提示本文 ::
▼
住職のつぼやき[管理用]

記事一覧

※画像をクリックすると拡大されます。

紙芝居:『怒りのアッコさん』~キレなかったお釈迦さま~

○仏教式キレない方法 (仏教もの34) 《相応部経典》より
ファイル 122-1.jpg
昔、インドに《アッコーガナ・バーラトバージャ》という名のお坊さんがいた。(舌をかみそうな名前なので、ここでは縮めて《アッコ》さんと呼ぶ)
 このアッコさんは偉い坊さんではあったが、おシャカ様が大嫌いであった。
 ・・というのも、自分の弟子が、みんなおシャカ様の元に去ってしまったからであった。
 ある日、アッコさんはついにキレた!
 そしておシャカ様のお寺に怒鳴り込んだのだった!!
「やいやいやい!よくも俺様の可愛い弟子たちを奪いやがったな。この野郎め!」と、さんざん悪口を浴びせた。
ファイル 122-2.jpg
しかし、おシャカ様は顔色ひとつ変えずに言われた。
「アッコとやら、そなたの家にもお客は来るであろう。
 その時、お前は〔ご馳走〕を出してもて成すだろう。・・もしその時、お客がその〔ご馳走〕を食べなかったら、その食事は誰の物になるであろうか?」と。
▲
記録の抜粋 ::
▼
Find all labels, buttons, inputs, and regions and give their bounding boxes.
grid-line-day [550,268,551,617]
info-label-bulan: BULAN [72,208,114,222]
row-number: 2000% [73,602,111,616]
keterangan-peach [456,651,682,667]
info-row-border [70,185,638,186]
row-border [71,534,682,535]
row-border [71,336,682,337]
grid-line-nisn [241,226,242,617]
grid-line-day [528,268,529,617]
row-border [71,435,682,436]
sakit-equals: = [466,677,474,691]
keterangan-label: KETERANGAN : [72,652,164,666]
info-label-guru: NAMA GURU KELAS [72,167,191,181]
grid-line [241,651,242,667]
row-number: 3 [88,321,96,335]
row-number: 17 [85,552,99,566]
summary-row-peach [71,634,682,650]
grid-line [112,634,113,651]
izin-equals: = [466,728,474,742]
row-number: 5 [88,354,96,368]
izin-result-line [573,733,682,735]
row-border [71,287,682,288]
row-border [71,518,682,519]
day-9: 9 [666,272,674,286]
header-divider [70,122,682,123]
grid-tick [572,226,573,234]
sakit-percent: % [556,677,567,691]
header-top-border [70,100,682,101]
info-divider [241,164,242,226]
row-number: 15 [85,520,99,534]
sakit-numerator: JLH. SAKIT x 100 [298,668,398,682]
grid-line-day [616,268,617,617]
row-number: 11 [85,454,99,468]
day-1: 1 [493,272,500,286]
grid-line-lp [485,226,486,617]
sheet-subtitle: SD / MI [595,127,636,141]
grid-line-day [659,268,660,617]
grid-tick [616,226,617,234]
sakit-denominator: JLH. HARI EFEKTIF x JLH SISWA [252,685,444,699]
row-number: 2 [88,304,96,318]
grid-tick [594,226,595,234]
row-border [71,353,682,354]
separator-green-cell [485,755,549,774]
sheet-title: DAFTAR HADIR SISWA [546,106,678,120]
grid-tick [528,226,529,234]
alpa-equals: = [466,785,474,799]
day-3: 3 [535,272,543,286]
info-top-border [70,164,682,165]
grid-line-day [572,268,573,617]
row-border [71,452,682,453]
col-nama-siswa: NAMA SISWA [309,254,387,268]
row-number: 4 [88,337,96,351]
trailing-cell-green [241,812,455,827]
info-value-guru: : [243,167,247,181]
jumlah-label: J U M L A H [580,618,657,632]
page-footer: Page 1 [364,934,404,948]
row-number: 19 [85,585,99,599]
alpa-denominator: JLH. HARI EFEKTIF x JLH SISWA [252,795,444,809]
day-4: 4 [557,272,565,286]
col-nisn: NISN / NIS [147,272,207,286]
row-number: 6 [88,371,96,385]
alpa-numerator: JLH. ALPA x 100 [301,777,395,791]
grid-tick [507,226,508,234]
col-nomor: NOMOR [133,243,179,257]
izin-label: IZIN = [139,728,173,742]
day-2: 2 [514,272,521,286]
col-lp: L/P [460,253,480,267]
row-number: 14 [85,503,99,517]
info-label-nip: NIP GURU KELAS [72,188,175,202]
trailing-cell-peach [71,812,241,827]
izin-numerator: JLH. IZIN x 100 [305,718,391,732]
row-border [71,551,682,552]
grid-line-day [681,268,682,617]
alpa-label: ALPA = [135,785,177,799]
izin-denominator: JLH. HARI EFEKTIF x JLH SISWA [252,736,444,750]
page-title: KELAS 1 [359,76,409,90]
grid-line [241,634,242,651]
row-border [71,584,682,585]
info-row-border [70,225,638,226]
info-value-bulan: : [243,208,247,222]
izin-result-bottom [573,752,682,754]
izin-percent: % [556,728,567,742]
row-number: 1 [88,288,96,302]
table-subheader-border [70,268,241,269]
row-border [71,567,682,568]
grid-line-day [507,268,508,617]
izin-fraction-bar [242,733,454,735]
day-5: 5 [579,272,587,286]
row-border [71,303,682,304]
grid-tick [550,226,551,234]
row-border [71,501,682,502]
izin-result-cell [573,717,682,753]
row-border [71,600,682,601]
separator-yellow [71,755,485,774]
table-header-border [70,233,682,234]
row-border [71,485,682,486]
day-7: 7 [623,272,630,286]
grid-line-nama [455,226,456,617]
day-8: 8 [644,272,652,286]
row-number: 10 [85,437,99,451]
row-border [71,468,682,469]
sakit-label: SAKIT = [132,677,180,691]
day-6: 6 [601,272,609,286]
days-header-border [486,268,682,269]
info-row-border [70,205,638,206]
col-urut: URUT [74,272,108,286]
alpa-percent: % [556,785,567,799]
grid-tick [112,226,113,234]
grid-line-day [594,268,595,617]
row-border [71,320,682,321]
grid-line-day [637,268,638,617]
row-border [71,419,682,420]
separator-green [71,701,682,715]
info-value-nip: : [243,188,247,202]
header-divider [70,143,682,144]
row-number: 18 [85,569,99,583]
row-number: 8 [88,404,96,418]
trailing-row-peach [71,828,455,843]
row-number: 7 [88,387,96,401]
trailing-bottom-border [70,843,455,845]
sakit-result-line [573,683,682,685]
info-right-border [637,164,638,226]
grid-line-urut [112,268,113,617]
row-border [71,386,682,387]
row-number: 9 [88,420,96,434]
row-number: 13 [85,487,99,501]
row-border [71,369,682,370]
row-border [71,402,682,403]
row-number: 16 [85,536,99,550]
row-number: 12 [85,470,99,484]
▲
練習問題 ::
1. アッコさんの紙芝居の本文によると、アッコさんがおシャカ様を大嫌いであったのはなぜですか。
2. アッコさんの紙芝居の本文を、最後の文の後から書き継いでください。
上記の記録は、本文とは別個の資料です。

練習問題の解答 ::
1. 自分の弟子が、みんなおシャカ様の元に去ってしまったからです。

2.
ファイル 122-3.jpg
 するとアッコさんは、「決まってるだろう!食事を取らなかったら、みんな俺様が後で食っちまうさ」と答えた。
 それを聞いて、おシャカ様は静かに話し始めた・・。
ファイル 122-4.jpg
「アッコよ、私はお前が持ってきた《悪口》という〔ご馳走〕は食べないぞ。つまり、聞かないという事だ。・・だから、〔悪口〕はすべて〔アッコ〕自身に帰るであろう」と。
「そんなのは屁理屈だ!」と怒るアッコに、おシャカ様はさらに冷静に説かれた。
ファイル 122-5.jpg
「よく聞きなさい・・。他人の怒りに対して自分を静める者は、ふたつのものに勝つのだよ。ひとつは自分の心に、そしてもう一つは他人に勝つのだ・・。これ程大きな勝利はないだろう」と。